■ **SOURCE RECORDS**:
** start **
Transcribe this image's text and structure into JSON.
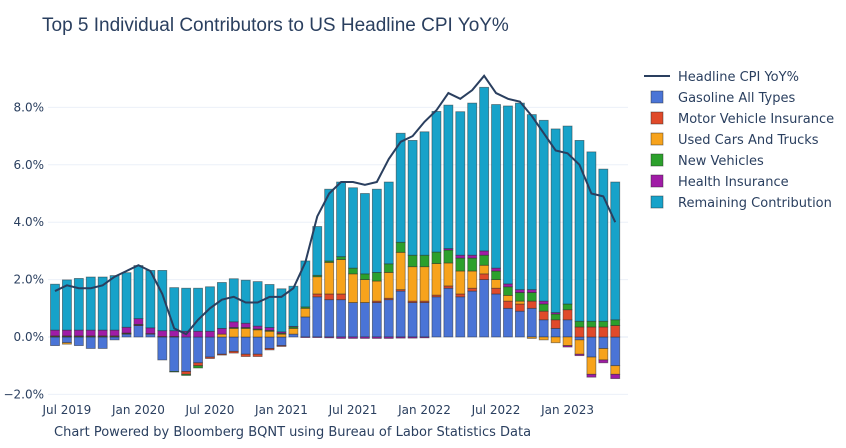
{
  "chart_data": {
    "type": "bar",
    "stacked": "relative",
    "title": "Top 5 Individual Contributors to US Headline CPI YoY%",
    "footer": "Chart Powered by Bloomberg BQNT using Bureau of Labor Statistics Data",
    "xlabel": "",
    "ylabel": "",
    "ylim": [
      -2.0,
      9.5
    ],
    "y_ticks": [
      -2,
      0,
      2,
      4,
      6,
      8
    ],
    "y_tick_labels": [
      "−2.0%",
      "0.0%",
      "2.0%",
      "4.0%",
      "6.0%",
      "8.0%"
    ],
    "x_tick_labels": [
      "Jul 2019",
      "Jan 2020",
      "Jul 2020",
      "Jan 2021",
      "Jul 2021",
      "Jan 2022",
      "Jul 2022",
      "Jan 2023"
    ],
    "x_tick_index": [
      1,
      7,
      13,
      19,
      25,
      31,
      37,
      43
    ],
    "grid": true,
    "legend_position": "right",
    "categories": [
      "Jun 2019",
      "Jul 2019",
      "Aug 2019",
      "Sep 2019",
      "Oct 2019",
      "Nov 2019",
      "Dec 2019",
      "Jan 2020",
      "Feb 2020",
      "Mar 2020",
      "Apr 2020",
      "May 2020",
      "Jun 2020",
      "Jul 2020",
      "Aug 2020",
      "Sep 2020",
      "Oct 2020",
      "Nov 2020",
      "Dec 2020",
      "Jan 2021",
      "Feb 2021",
      "Mar 2021",
      "Apr 2021",
      "May 2021",
      "Jun 2021",
      "Jul 2021",
      "Aug 2021",
      "Sep 2021",
      "Oct 2021",
      "Nov 2021",
      "Dec 2021",
      "Jan 2022",
      "Feb 2022",
      "Mar 2022",
      "Apr 2022",
      "May 2022",
      "Jun 2022",
      "Jul 2022",
      "Aug 2022",
      "Sep 2022",
      "Oct 2022",
      "Nov 2022",
      "Dec 2022",
      "Jan 2023",
      "Feb 2023",
      "Mar 2023",
      "Apr 2023",
      "May 2023"
    ],
    "line": {
      "name": "Headline CPI YoY%",
      "color": "#2a3f5f",
      "values": [
        1.6,
        1.8,
        1.7,
        1.7,
        1.8,
        2.1,
        2.3,
        2.5,
        2.3,
        1.5,
        0.3,
        0.1,
        0.6,
        1.0,
        1.3,
        1.4,
        1.2,
        1.2,
        1.4,
        1.4,
        1.7,
        2.6,
        4.2,
        5.0,
        5.4,
        5.4,
        5.3,
        5.4,
        6.2,
        6.8,
        7.0,
        7.5,
        7.9,
        8.5,
        8.3,
        8.6,
        9.1,
        8.5,
        8.3,
        8.2,
        7.7,
        7.1,
        6.5,
        6.4,
        6.0,
        5.0,
        4.9,
        4.0
      ]
    },
    "series": [
      {
        "name": "Gasoline All Types",
        "color": "#4a74d6",
        "values": [
          -0.3,
          -0.2,
          -0.3,
          -0.4,
          -0.4,
          -0.1,
          0.1,
          0.4,
          0.1,
          -0.8,
          -1.2,
          -1.2,
          -0.9,
          -0.7,
          -0.6,
          -0.5,
          -0.6,
          -0.6,
          -0.4,
          -0.3,
          0.1,
          0.7,
          1.4,
          1.3,
          1.3,
          1.2,
          1.2,
          1.2,
          1.3,
          1.6,
          1.2,
          1.2,
          1.4,
          1.7,
          1.4,
          1.6,
          2.0,
          1.5,
          1.0,
          0.9,
          1.0,
          0.6,
          0.3,
          0.6,
          -0.1,
          -0.7,
          -0.4,
          -1.0
        ]
      },
      {
        "name": "Motor Vehicle Insurance",
        "color": "#e04a2a",
        "values": [
          0.02,
          0.02,
          0.02,
          0.02,
          0.02,
          0.02,
          0.02,
          0.02,
          0.02,
          0.02,
          0.02,
          -0.1,
          -0.1,
          -0.05,
          -0.03,
          -0.06,
          -0.08,
          -0.08,
          -0.05,
          -0.03,
          0.0,
          0.0,
          0.1,
          0.2,
          0.2,
          0.0,
          0.0,
          0.05,
          0.05,
          0.05,
          0.05,
          0.05,
          0.06,
          0.08,
          0.1,
          0.1,
          0.2,
          0.2,
          0.25,
          0.25,
          0.25,
          0.3,
          0.3,
          0.35,
          0.35,
          0.35,
          0.35,
          0.4
        ]
      },
      {
        "name": "Used Cars And Trucks",
        "color": "#f7a31c",
        "values": [
          0.0,
          -0.05,
          0.0,
          0.0,
          0.0,
          0.0,
          0.0,
          0.0,
          0.0,
          0.0,
          0.0,
          0.0,
          0.0,
          0.0,
          0.1,
          0.3,
          0.3,
          0.25,
          0.2,
          0.1,
          0.2,
          0.3,
          0.6,
          1.1,
          1.2,
          1.0,
          0.8,
          0.7,
          0.9,
          1.3,
          1.2,
          1.2,
          1.1,
          0.8,
          0.8,
          0.6,
          0.3,
          0.3,
          0.2,
          0.1,
          -0.05,
          -0.1,
          -0.2,
          -0.3,
          -0.5,
          -0.6,
          -0.4,
          -0.3
        ]
      },
      {
        "name": "New Vehicles",
        "color": "#2ca02c",
        "values": [
          0.02,
          0.02,
          0.02,
          0.02,
          0.02,
          0.02,
          0.02,
          0.02,
          0.0,
          0.0,
          -0.02,
          -0.04,
          -0.08,
          0.0,
          0.0,
          0.03,
          0.03,
          0.03,
          0.03,
          0.03,
          0.05,
          0.05,
          0.05,
          0.05,
          0.1,
          0.2,
          0.2,
          0.3,
          0.3,
          0.35,
          0.4,
          0.4,
          0.4,
          0.45,
          0.45,
          0.45,
          0.35,
          0.3,
          0.3,
          0.3,
          0.3,
          0.25,
          0.2,
          0.2,
          0.2,
          0.2,
          0.2,
          0.2
        ]
      },
      {
        "name": "Health Insurance",
        "color": "#a01ca6",
        "values": [
          0.2,
          0.2,
          0.2,
          0.2,
          0.2,
          0.2,
          0.2,
          0.2,
          0.2,
          0.2,
          0.2,
          0.2,
          0.2,
          0.2,
          0.2,
          0.2,
          0.15,
          0.1,
          0.1,
          0.05,
          0.02,
          -0.02,
          -0.02,
          -0.03,
          -0.05,
          -0.05,
          -0.05,
          -0.05,
          -0.05,
          -0.04,
          -0.04,
          -0.03,
          0.0,
          0.05,
          0.1,
          0.1,
          0.15,
          0.1,
          0.1,
          0.1,
          0.1,
          0.1,
          0.05,
          -0.05,
          -0.05,
          -0.1,
          -0.1,
          -0.15
        ]
      },
      {
        "name": "Remaining Contribution",
        "color": "#17a2c9",
        "values": [
          1.6,
          1.75,
          1.8,
          1.85,
          1.85,
          1.9,
          1.9,
          1.85,
          2.0,
          2.1,
          1.5,
          1.5,
          1.5,
          1.55,
          1.6,
          1.5,
          1.5,
          1.55,
          1.5,
          1.5,
          1.4,
          1.6,
          1.7,
          2.5,
          2.6,
          2.8,
          2.8,
          2.9,
          2.85,
          3.8,
          4.0,
          4.3,
          4.9,
          5.0,
          5.0,
          5.3,
          5.7,
          5.7,
          6.2,
          6.5,
          6.1,
          6.3,
          6.4,
          6.2,
          6.3,
          5.9,
          5.3,
          4.8
        ]
      }
    ]
  }
}
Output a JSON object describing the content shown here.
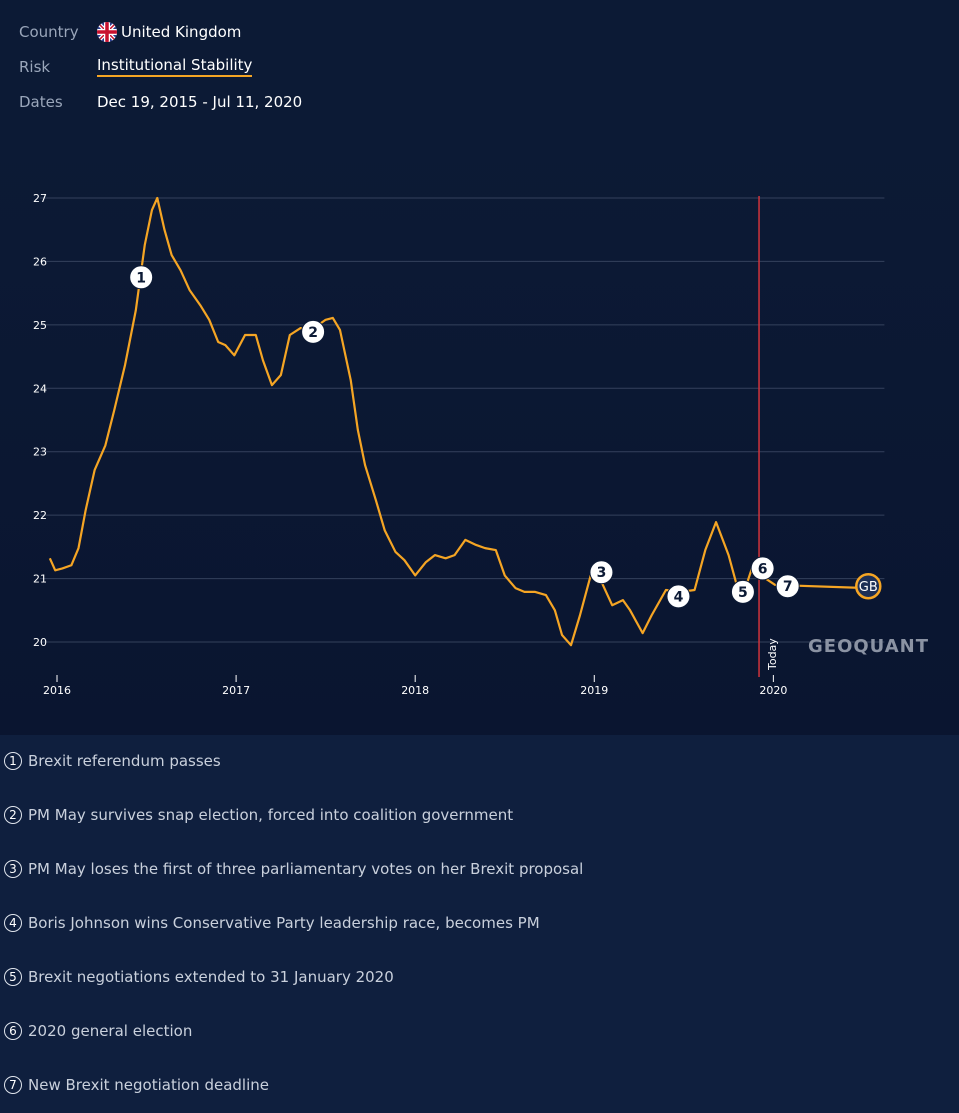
{
  "meta": {
    "fields": [
      {
        "label": "Country",
        "value": "United Kingdom"
      },
      {
        "label": "Risk",
        "value": "Institutional Stability"
      },
      {
        "label": "Dates",
        "value": "Dec 19, 2015 - Jul 11, 2020"
      }
    ]
  },
  "chart_data": {
    "type": "line",
    "x": [
      2015.96,
      2015.99,
      2016.03,
      2016.08,
      2016.12,
      2016.16,
      2016.21,
      2016.27,
      2016.32,
      2016.38,
      2016.44,
      2016.49,
      2016.53,
      2016.56,
      2016.6,
      2016.64,
      2016.69,
      2016.74,
      2016.8,
      2016.85,
      2016.9,
      2016.94,
      2016.99,
      2017.05,
      2017.11,
      2017.15,
      2017.2,
      2017.25,
      2017.3,
      2017.36,
      2017.42,
      2017.5,
      2017.54,
      2017.58,
      2017.64,
      2017.68,
      2017.72,
      2017.78,
      2017.83,
      2017.89,
      2017.94,
      2018.0,
      2018.06,
      2018.11,
      2018.17,
      2018.22,
      2018.28,
      2018.34,
      2018.39,
      2018.45,
      2018.5,
      2018.56,
      2018.61,
      2018.67,
      2018.73,
      2018.78,
      2018.82,
      2018.87,
      2018.92,
      2018.98,
      2019.03,
      2019.1,
      2019.16,
      2019.2,
      2019.27,
      2019.32,
      2019.4,
      2019.48,
      2019.56,
      2019.62,
      2019.68,
      2019.75,
      2019.8,
      2019.84,
      2019.88,
      2019.93,
      2020.01,
      2020.53
    ],
    "series": [
      {
        "color": "#f5a524",
        "values": [
          21.32,
          21.13,
          21.16,
          21.21,
          21.48,
          22.08,
          22.71,
          23.1,
          23.66,
          24.37,
          25.23,
          26.26,
          26.81,
          27.0,
          26.5,
          26.1,
          25.86,
          25.55,
          25.31,
          25.08,
          24.73,
          24.68,
          24.52,
          24.84,
          24.84,
          24.44,
          24.05,
          24.21,
          24.84,
          24.95,
          24.92,
          25.08,
          25.11,
          24.92,
          24.13,
          23.34,
          22.79,
          22.24,
          21.76,
          21.42,
          21.29,
          21.05,
          21.26,
          21.37,
          21.32,
          21.37,
          21.61,
          21.53,
          21.48,
          21.45,
          21.05,
          20.85,
          20.79,
          20.79,
          20.74,
          20.5,
          20.11,
          19.95,
          20.42,
          21.05,
          21.01,
          20.58,
          20.66,
          20.5,
          20.14,
          20.42,
          20.82,
          20.79,
          20.82,
          21.45,
          21.89,
          21.37,
          20.85,
          20.82,
          21.16,
          21.05,
          20.9,
          20.85
        ]
      }
    ],
    "xlim": [
      2015.905,
      2020.62
    ],
    "ylim": [
      19.48,
      27
    ],
    "xticks": [
      2016,
      2017,
      2018,
      2019,
      2020
    ],
    "yticks": [
      20,
      21,
      22,
      23,
      24,
      25,
      26,
      27
    ],
    "grid": true,
    "today": {
      "x": 2019.92,
      "label": "Today",
      "color": "#d0343c"
    },
    "end_marker": {
      "x": 2020.53,
      "y": 20.88,
      "label": "GB"
    },
    "watermark": "GEOQUANT",
    "annotations": [
      {
        "label": "1",
        "x": 2016.47,
        "y": 25.75,
        "text": "Brexit referendum passes"
      },
      {
        "label": "2",
        "x": 2017.43,
        "y": 24.89,
        "text": "PM May survives snap election, forced into coalition government"
      },
      {
        "label": "3",
        "x": 2019.04,
        "y": 21.1,
        "text": "PM May loses the first of three parliamentary votes on her Brexit proposal"
      },
      {
        "label": "4",
        "x": 2019.47,
        "y": 20.72,
        "text": "Boris Johnson wins Conservative Party leadership race, becomes PM"
      },
      {
        "label": "5",
        "x": 2019.83,
        "y": 20.79,
        "text": "Brexit negotiations extended to 31 January 2020"
      },
      {
        "label": "6",
        "x": 2019.94,
        "y": 21.16,
        "text": "2020 general election"
      },
      {
        "label": "7",
        "x": 2020.08,
        "y": 20.88,
        "text": "New Brexit negotiation deadline"
      }
    ]
  }
}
** end **
Across the records above, count the lines holding "election" and reply with that number alone.

■ **EXERCISE RESULT**: 2